(Dataset records)
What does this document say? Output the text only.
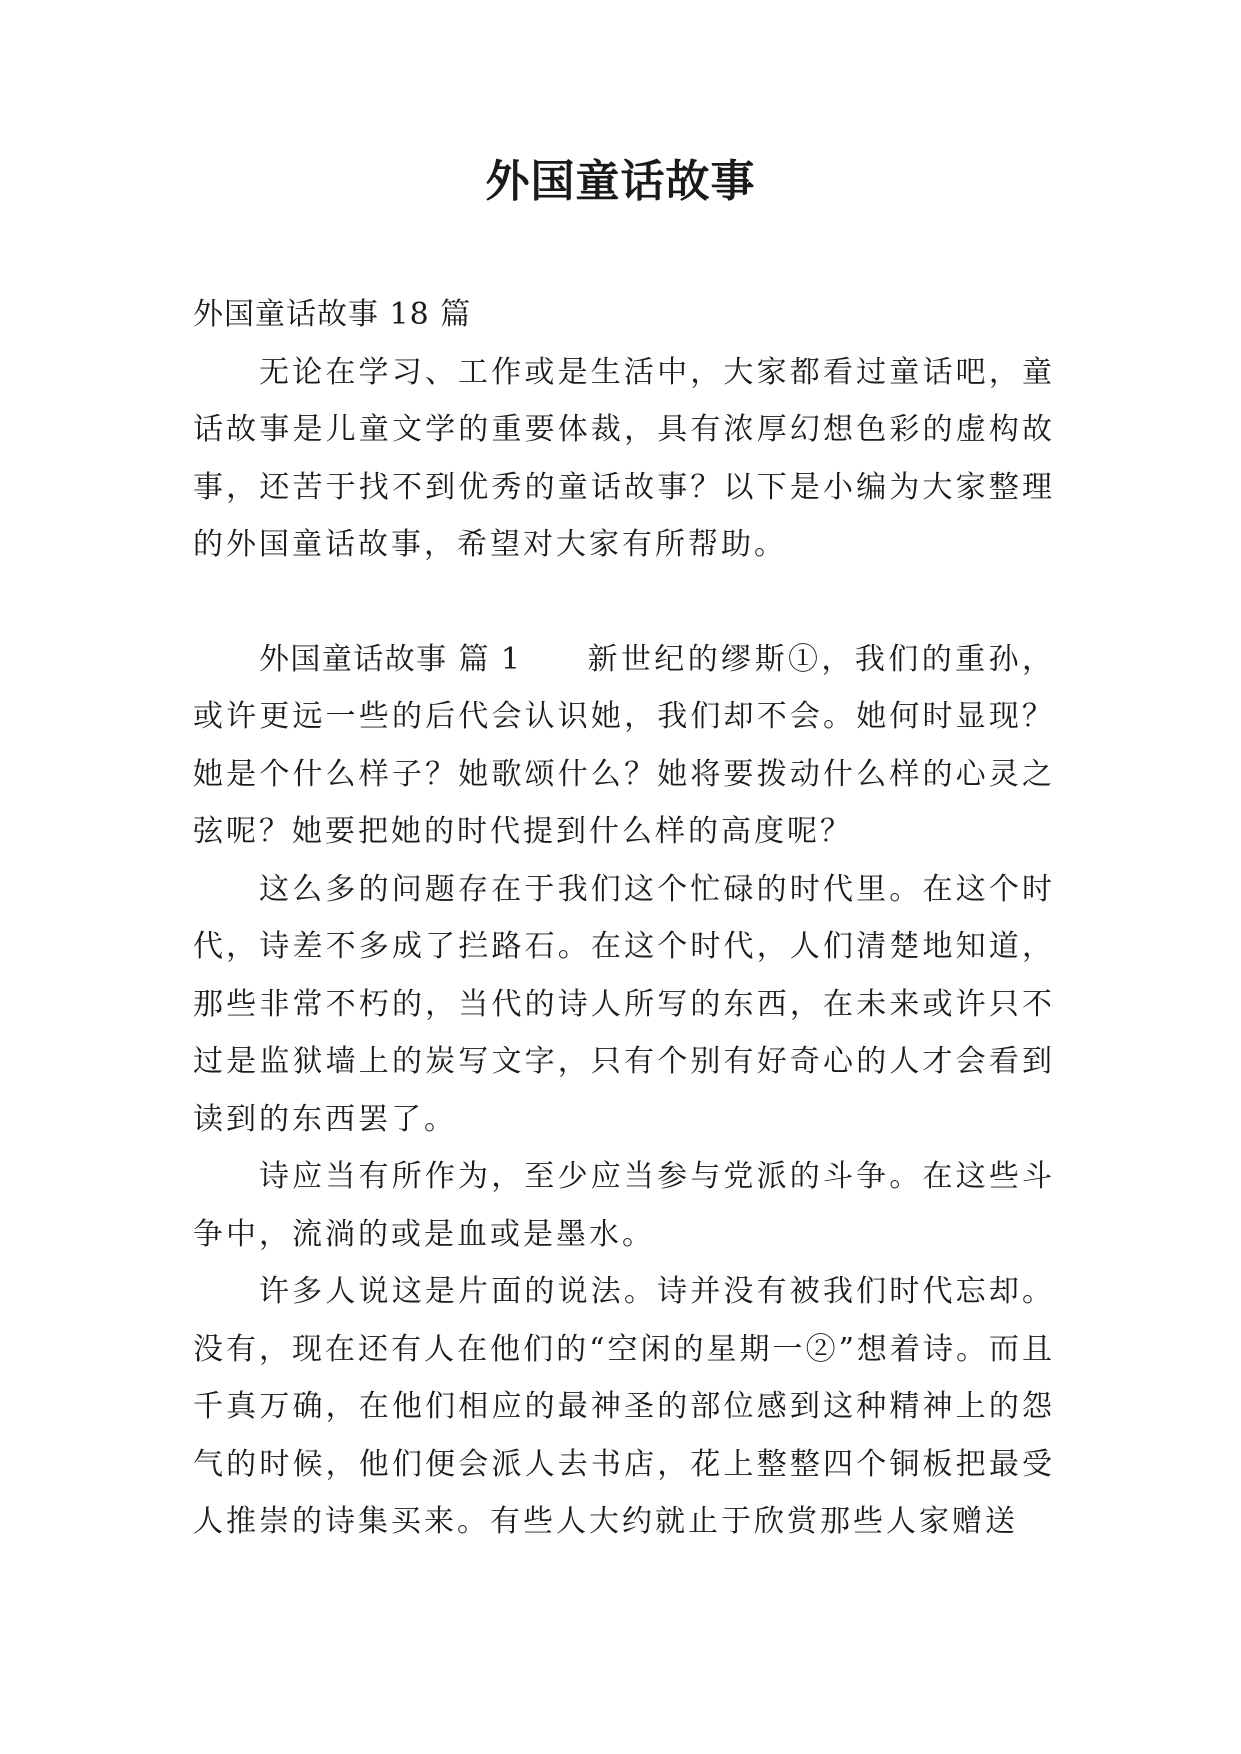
外国童话故事

外国童话故事 18 篇

无论在学习、工作或是生活中，大家都看过童话吧，童话故事是儿童文学的重要体裁，具有浓厚幻想色彩的虚构故事，还苦于找不到优秀的童话故事？以下是小编为大家整理的外国童话故事，希望对大家有所帮助。

外国童话故事 篇 1 新世纪的缪斯①，我们的重孙，或许更远一些的后代会认识她，我们却不会。她何时显现？她是个什么样子？她歌颂什么？她将要拨动什么样的心灵之弦呢？她要把她的时代提到什么样的高度呢？

这么多的问题存在于我们这个忙碌的时代里。在这个时代，诗差不多成了拦路石。在这个时代，人们清楚地知道，那些非常不朽的，当代的诗人所写的东西，在未来或许只不过是监狱墙上的炭写文字，只有个别有好奇心的人才会看到读到的东西罢了。

诗应当有所作为，至少应当参与党派的斗争。在这些斗争中，流淌的或是血或是墨水。

许多人说这是片面的说法。诗并没有被我们时代忘却。没有，现在还有人在他们的“空闲的星期一②”想着诗。而且千真万确，在他们相应的最神圣的部位感到这种精神上的怨气的时候，他们便会派人去书店，花上整整四个铜板把最受人推崇的诗集买来。有些人大约就止于欣赏那些人家赠送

▶ WORK TO COMPLETE
Give the material again exactly as it is, but keep the pictures out.

▶ RESULT
What does this document say? Output the text only.
外国童话故事

外国童话故事 18 篇

无论在学习、工作或是生活中，大家都看过童话吧，童话故事是儿童文学的重要体裁，具有浓厚幻想色彩的虚构故事，还苦于找不到优秀的童话故事？以下是小编为大家整理的外国童话故事，希望对大家有所帮助。

外国童话故事 篇 1 新世纪的缪斯①，我们的重孙，或许更远一些的后代会认识她，我们却不会。她何时显现？她是个什么样子？她歌颂什么？她将要拨动什么样的心灵之弦呢？她要把她的时代提到什么样的高度呢？

这么多的问题存在于我们这个忙碌的时代里。在这个时代，诗差不多成了拦路石。在这个时代，人们清楚地知道，那些非常不朽的，当代的诗人所写的东西，在未来或许只不过是监狱墙上的炭写文字，只有个别有好奇心的人才会看到读到的东西罢了。

诗应当有所作为，至少应当参与党派的斗争。在这些斗争中，流淌的或是血或是墨水。

许多人说这是片面的说法。诗并没有被我们时代忘却。没有，现在还有人在他们的“空闲的星期一②”想着诗。而且千真万确，在他们相应的最神圣的部位感到这种精神上的怨气的时候，他们便会派人去书店，花上整整四个铜板把最受人推崇的诗集买来。有些人大约就止于欣赏那些人家赠送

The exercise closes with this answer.